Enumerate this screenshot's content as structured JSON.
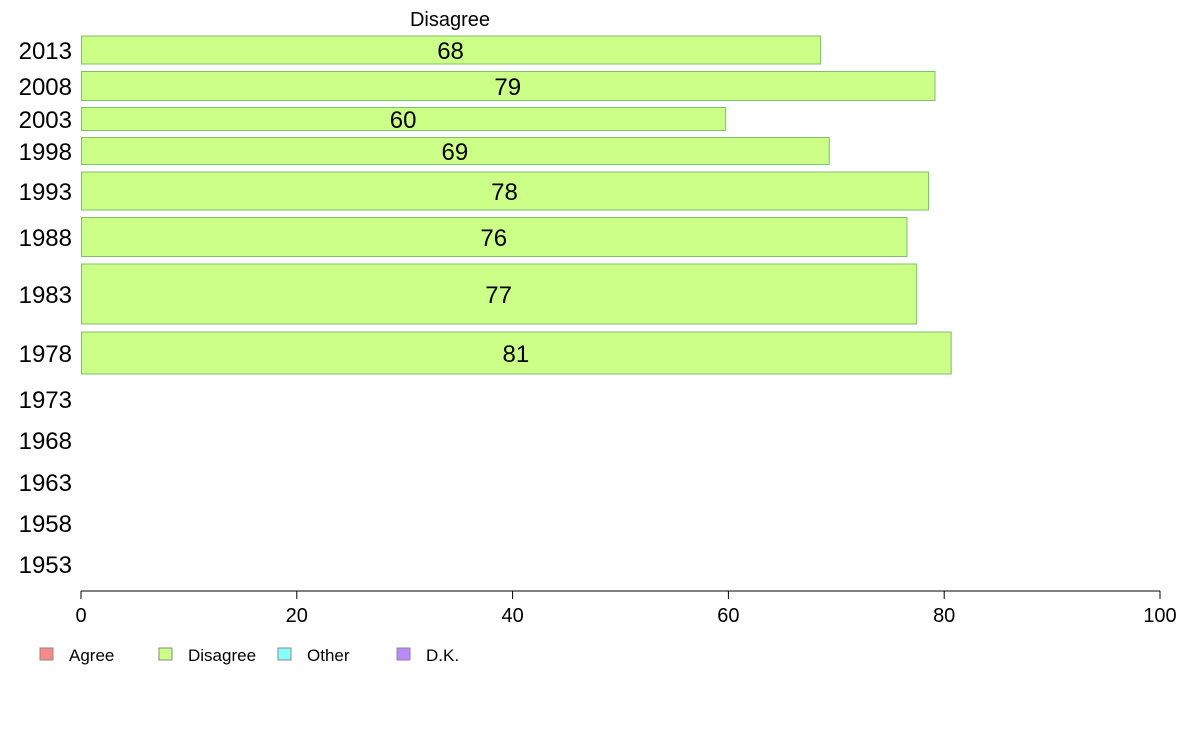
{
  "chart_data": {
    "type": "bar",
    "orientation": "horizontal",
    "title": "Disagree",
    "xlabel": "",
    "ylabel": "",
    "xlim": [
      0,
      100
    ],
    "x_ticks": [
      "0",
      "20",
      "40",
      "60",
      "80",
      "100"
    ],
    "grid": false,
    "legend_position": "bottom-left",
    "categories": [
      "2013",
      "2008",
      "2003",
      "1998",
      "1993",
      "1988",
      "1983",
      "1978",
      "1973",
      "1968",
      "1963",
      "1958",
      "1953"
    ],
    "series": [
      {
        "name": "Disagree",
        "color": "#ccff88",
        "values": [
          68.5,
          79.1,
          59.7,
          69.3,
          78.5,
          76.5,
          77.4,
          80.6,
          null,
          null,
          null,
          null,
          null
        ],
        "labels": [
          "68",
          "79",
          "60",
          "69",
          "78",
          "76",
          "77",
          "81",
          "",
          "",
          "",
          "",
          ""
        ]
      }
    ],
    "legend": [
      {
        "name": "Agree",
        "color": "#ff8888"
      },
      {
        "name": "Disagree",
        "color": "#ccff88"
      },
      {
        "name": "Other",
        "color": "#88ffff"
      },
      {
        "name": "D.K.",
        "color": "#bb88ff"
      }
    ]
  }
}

--

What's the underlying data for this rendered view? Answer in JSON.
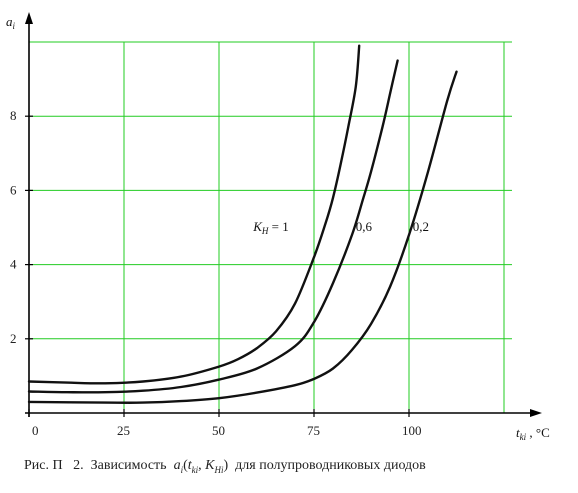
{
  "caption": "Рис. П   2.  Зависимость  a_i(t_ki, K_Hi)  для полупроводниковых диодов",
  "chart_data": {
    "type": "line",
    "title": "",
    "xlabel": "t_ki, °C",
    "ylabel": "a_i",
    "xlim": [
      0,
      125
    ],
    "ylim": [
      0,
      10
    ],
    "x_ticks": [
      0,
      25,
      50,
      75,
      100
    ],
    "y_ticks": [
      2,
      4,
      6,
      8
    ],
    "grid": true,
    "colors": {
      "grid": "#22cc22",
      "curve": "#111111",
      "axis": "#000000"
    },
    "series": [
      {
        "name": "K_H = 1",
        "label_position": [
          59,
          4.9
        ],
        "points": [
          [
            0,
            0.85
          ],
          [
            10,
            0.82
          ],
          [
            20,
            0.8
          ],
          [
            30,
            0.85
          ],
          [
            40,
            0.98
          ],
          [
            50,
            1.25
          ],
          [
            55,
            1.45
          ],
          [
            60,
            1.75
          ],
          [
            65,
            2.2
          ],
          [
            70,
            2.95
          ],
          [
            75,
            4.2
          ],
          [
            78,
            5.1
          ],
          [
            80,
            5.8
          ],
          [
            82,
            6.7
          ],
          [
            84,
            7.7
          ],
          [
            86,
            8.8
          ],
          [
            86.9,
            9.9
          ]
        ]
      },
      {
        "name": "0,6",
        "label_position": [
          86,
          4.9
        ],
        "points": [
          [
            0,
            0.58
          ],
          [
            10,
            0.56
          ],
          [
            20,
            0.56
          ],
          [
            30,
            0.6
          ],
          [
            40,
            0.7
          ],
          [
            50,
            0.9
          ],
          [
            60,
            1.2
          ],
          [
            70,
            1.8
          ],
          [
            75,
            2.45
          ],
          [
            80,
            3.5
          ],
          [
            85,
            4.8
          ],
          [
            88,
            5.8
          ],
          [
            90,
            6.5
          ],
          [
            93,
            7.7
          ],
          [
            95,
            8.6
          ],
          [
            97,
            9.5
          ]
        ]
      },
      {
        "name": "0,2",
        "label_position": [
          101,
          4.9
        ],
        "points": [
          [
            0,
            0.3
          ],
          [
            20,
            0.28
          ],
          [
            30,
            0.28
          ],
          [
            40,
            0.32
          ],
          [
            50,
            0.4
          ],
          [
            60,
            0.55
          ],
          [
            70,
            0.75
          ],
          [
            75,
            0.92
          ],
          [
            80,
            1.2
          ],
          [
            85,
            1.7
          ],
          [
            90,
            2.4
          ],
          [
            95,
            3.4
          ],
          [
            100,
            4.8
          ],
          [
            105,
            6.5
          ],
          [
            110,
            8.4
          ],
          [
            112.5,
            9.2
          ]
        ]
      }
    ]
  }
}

Work to complete:
Go through the entries above and count the lines containing the word "name"; give only that count.

Answer to the problem:
8